Task details |
Copy each line in the data that includes the word "true".

•••

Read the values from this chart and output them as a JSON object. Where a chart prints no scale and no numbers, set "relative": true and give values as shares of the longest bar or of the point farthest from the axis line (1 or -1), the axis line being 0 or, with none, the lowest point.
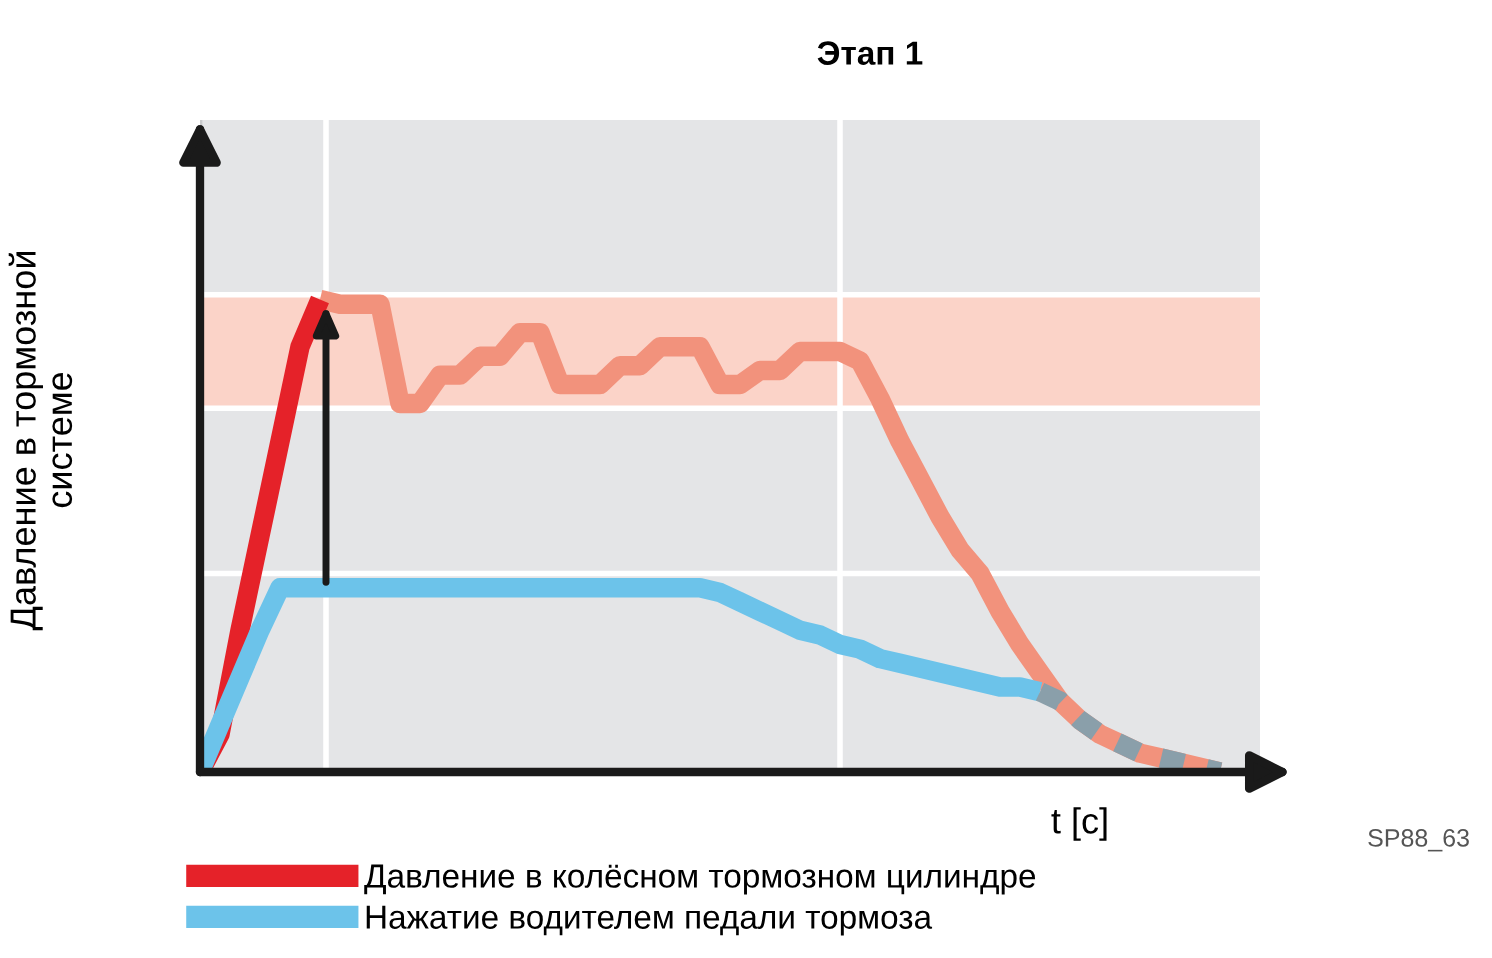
{
  "chart_data": {
    "type": "line",
    "title": "Этап 1",
    "ylabel": "Давление в тормозной\nсистеме",
    "xlabel": "t [c]",
    "relative": true,
    "legend": "bottom",
    "marker": "none",
    "categories": [
      null,
      null,
      null,
      null,
      null,
      null,
      null,
      null,
      null,
      null,
      null,
      null,
      null,
      null,
      null,
      null,
      null,
      null,
      null,
      null,
      null,
      null,
      null,
      null,
      null,
      null,
      null,
      null,
      null,
      null,
      null,
      null,
      null,
      null,
      null,
      null,
      null,
      null,
      null,
      null,
      null,
      null,
      null,
      null,
      null,
      null,
      null,
      null,
      null,
      null,
      null,
      null,
      null,
      null
    ],
    "series": [
      {
        "color": "#f2927c",
        "line_style": "solid",
        "values": [
          null,
          null,
          null,
          null,
          null,
          null,
          1.0,
          0.99,
          0.99,
          0.99,
          0.78,
          0.78,
          0.84,
          0.84,
          0.88,
          0.88,
          0.93,
          0.93,
          0.82,
          0.82,
          0.82,
          0.86,
          0.86,
          0.9,
          0.9,
          0.9,
          0.82,
          0.82,
          0.85,
          0.85,
          0.89,
          0.89,
          0.89,
          0.87,
          0.79,
          0.7,
          0.62,
          0.54,
          0.47,
          0.42,
          0.34,
          0.27,
          0.21,
          0.15,
          0.11,
          0.08,
          0.06,
          0.04,
          0.03,
          0.02,
          0.01,
          0.0,
          null,
          null
        ]
      },
      {
        "name": "Давление в колёсном тормозном цилиндре",
        "color": "#e52229",
        "line_style": "solid",
        "values": [
          0.0,
          0.08,
          0.3,
          0.5,
          0.7,
          0.9,
          1.0,
          null,
          null,
          null,
          null,
          null,
          null,
          null,
          null,
          null,
          null,
          null,
          null,
          null,
          null,
          null,
          null,
          null,
          null,
          null,
          null,
          null,
          null,
          null,
          null,
          null,
          null,
          null,
          null,
          null,
          null,
          null,
          null,
          null,
          null,
          null,
          null,
          null,
          null,
          null,
          null,
          null,
          null,
          null,
          null,
          null,
          null,
          null
        ]
      },
      {
        "name": "Нажатие водителем педали тормоза",
        "color": "#6cc3ea",
        "line_style": "solid",
        "values": [
          0.0,
          0.1,
          0.2,
          0.3,
          0.39,
          0.39,
          0.39,
          0.39,
          0.39,
          0.39,
          0.39,
          0.39,
          0.39,
          0.39,
          0.39,
          0.39,
          0.39,
          0.39,
          0.39,
          0.39,
          0.39,
          0.39,
          0.39,
          0.39,
          0.39,
          0.39,
          0.38,
          0.36,
          0.34,
          0.32,
          0.3,
          0.29,
          0.27,
          0.26,
          0.24,
          0.23,
          0.22,
          0.21,
          0.2,
          0.19,
          0.18,
          0.18,
          0.17,
          null,
          null,
          null,
          null,
          null,
          null,
          null,
          null,
          null,
          null,
          null
        ]
      },
      {
        "color": "#8a9faa",
        "line_style": "dashed",
        "values": [
          null,
          null,
          null,
          null,
          null,
          null,
          null,
          null,
          null,
          null,
          null,
          null,
          null,
          null,
          null,
          null,
          null,
          null,
          null,
          null,
          null,
          null,
          null,
          null,
          null,
          null,
          null,
          null,
          null,
          null,
          null,
          null,
          null,
          null,
          null,
          null,
          null,
          null,
          null,
          null,
          null,
          null,
          0.17,
          0.15,
          0.11,
          0.08,
          0.06,
          0.04,
          0.03,
          0.02,
          0.01,
          0.0,
          null,
          null
        ]
      }
    ],
    "bands": [
      {
        "axis": "y",
        "from": 0.77,
        "to": 1.01,
        "color": "#fbd3c8"
      }
    ],
    "ref_lines": [
      {
        "axis": "y",
        "value": 0.42,
        "color": "#ffffff"
      }
    ],
    "annotations": [
      "SP88_63"
    ]
  }
}
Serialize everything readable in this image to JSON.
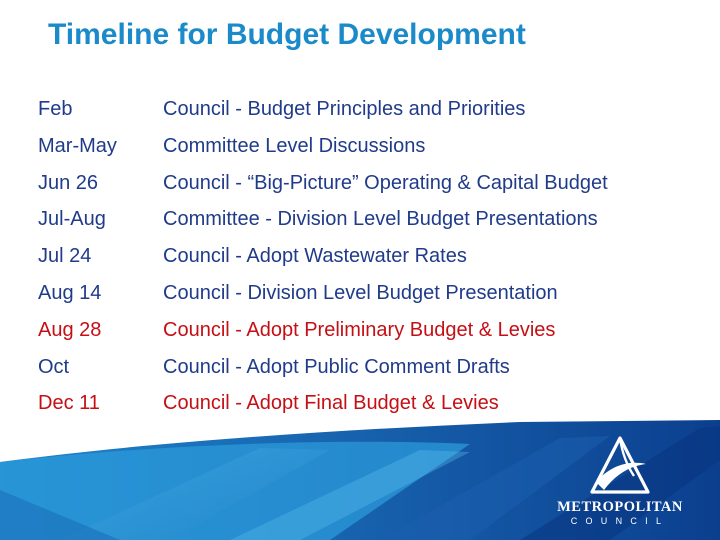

•••

Solution to the exercise |
Read the values from this chart and output them as a JSON object. Where a chart prints no scale and no numbers, set "relative": true and give values as shares of the longest bar or of the point farthest from the axis line (1 or -1), the axis line being 0 or, with none, the lowest point.
    "relative": true,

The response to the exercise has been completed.